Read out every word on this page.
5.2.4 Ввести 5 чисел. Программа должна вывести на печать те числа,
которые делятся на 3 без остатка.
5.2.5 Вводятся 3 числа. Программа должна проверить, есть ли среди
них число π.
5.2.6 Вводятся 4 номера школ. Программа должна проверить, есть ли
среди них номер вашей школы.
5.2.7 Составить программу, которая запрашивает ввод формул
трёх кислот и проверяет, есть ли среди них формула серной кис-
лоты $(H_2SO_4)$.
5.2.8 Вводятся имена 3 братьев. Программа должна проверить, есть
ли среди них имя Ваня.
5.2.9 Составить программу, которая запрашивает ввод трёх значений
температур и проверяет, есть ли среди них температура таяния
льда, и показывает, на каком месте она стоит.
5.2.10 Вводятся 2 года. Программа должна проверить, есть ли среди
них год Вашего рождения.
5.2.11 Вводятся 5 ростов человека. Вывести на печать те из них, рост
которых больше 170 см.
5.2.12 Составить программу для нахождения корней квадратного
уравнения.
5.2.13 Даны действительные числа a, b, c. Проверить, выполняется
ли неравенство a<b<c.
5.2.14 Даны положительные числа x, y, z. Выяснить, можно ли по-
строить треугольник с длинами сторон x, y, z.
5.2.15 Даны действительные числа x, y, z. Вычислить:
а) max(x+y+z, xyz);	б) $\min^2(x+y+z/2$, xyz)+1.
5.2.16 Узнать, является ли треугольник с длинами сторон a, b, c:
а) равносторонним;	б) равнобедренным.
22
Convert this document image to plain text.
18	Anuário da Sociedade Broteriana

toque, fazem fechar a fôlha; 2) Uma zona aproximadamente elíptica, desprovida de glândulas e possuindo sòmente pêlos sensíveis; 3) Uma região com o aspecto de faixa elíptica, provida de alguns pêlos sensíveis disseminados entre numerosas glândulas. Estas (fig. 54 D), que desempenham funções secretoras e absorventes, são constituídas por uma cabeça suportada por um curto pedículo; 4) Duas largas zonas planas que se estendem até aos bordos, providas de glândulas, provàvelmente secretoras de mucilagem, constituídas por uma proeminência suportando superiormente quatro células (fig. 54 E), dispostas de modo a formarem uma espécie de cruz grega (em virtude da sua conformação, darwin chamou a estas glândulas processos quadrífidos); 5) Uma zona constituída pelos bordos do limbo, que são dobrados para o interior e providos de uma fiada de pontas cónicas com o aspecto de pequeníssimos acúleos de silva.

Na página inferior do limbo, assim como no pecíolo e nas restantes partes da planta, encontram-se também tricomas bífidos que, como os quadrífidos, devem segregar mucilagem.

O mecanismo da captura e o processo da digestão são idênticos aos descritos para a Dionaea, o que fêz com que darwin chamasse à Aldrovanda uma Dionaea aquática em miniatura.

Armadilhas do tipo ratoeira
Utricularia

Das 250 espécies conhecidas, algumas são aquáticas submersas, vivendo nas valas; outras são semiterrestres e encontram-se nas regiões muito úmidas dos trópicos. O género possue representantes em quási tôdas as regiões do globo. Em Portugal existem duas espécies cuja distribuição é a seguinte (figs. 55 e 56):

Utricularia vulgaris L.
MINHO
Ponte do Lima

+-------+

Aim |
Return solely the number of lines in the data that include the word "которая".

Reply |
2